Start STORED DATA

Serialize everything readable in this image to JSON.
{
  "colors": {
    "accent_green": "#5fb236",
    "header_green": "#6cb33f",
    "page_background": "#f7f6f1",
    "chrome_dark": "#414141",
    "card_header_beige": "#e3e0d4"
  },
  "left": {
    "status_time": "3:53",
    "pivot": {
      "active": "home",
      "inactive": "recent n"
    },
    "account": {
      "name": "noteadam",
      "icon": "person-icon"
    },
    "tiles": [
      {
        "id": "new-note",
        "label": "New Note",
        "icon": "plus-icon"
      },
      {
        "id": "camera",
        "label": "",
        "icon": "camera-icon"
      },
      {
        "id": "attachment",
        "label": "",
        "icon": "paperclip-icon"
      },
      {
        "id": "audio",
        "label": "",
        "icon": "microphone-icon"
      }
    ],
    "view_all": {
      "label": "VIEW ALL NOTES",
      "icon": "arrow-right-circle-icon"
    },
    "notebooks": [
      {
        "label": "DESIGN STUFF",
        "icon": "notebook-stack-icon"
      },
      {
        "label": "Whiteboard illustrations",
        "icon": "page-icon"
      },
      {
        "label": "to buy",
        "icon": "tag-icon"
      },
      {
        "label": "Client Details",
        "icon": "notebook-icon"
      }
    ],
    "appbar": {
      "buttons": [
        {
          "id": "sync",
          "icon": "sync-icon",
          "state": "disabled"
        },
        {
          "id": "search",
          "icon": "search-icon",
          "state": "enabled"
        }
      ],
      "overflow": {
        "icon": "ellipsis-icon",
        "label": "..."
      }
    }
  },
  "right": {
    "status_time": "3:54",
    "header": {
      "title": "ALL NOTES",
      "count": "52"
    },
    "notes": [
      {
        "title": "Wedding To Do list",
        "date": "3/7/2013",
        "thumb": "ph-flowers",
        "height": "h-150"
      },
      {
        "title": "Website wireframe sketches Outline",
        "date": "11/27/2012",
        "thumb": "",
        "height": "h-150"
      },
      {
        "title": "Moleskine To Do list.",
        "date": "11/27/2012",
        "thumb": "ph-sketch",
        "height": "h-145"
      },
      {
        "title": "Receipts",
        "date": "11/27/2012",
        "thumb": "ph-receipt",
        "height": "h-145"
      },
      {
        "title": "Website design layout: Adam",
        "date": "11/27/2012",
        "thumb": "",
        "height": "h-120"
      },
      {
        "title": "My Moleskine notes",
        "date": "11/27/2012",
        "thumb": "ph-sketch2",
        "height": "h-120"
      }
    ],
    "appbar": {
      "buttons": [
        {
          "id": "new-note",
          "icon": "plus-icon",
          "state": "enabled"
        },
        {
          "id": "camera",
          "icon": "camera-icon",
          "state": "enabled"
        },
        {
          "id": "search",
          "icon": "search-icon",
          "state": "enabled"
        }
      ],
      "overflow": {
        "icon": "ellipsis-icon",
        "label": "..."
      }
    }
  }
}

End STORED DATA

__DIRECTIVE__. Return the listing above in full, character for character.

__COMPLETE RESPONSE__.
Serialize everything readable in this image to JSON.
{
  "colors": {
    "accent_green": "#5fb236",
    "header_green": "#6cb33f",
    "page_background": "#f7f6f1",
    "chrome_dark": "#414141",
    "card_header_beige": "#e3e0d4"
  },
  "left": {
    "status_time": "3:53",
    "pivot": {
      "active": "home",
      "inactive": "recent n"
    },
    "account": {
      "name": "noteadam",
      "icon": "person-icon"
    },
    "tiles": [
      {
        "id": "new-note",
        "label": "New Note",
        "icon": "plus-icon"
      },
      {
        "id": "camera",
        "label": "",
        "icon": "camera-icon"
      },
      {
        "id": "attachment",
        "label": "",
        "icon": "paperclip-icon"
      },
      {
        "id": "audio",
        "label": "",
        "icon": "microphone-icon"
      }
    ],
    "view_all": {
      "label": "VIEW ALL NOTES",
      "icon": "arrow-right-circle-icon"
    },
    "notebooks": [
      {
        "label": "DESIGN STUFF",
        "icon": "notebook-stack-icon"
      },
      {
        "label": "Whiteboard illustrations",
        "icon": "page-icon"
      },
      {
        "label": "to buy",
        "icon": "tag-icon"
      },
      {
        "label": "Client Details",
        "icon": "notebook-icon"
      }
    ],
    "appbar": {
      "buttons": [
        {
          "id": "sync",
          "icon": "sync-icon",
          "state": "disabled"
        },
        {
          "id": "search",
          "icon": "search-icon",
          "state": "enabled"
        }
      ],
      "overflow": {
        "icon": "ellipsis-icon",
        "label": "..."
      }
    }
  },
  "right": {
    "status_time": "3:54",
    "header": {
      "title": "ALL NOTES",
      "count": "52"
    },
    "notes": [
      {
        "title": "Wedding To Do list",
        "date": "3/7/2013",
        "thumb": "ph-flowers",
        "height": "h-150"
      },
      {
        "title": "Website wireframe sketches Outline",
        "date": "11/27/2012",
        "thumb": "",
        "height": "h-150"
      },
      {
        "title": "Moleskine To Do list.",
        "date": "11/27/2012",
        "thumb": "ph-sketch",
        "height": "h-145"
      },
      {
        "title": "Receipts",
        "date": "11/27/2012",
        "thumb": "ph-receipt",
        "height": "h-145"
      },
      {
        "title": "Website design layout: Adam",
        "date": "11/27/2012",
        "thumb": "",
        "height": "h-120"
      },
      {
        "title": "My Moleskine notes",
        "date": "11/27/2012",
        "thumb": "ph-sketch2",
        "height": "h-120"
      }
    ],
    "appbar": {
      "buttons": [
        {
          "id": "new-note",
          "icon": "plus-icon",
          "state": "enabled"
        },
        {
          "id": "camera",
          "icon": "camera-icon",
          "state": "enabled"
        },
        {
          "id": "search",
          "icon": "search-icon",
          "state": "enabled"
        }
      ],
      "overflow": {
        "icon": "ellipsis-icon",
        "label": "..."
      }
    }
  }
}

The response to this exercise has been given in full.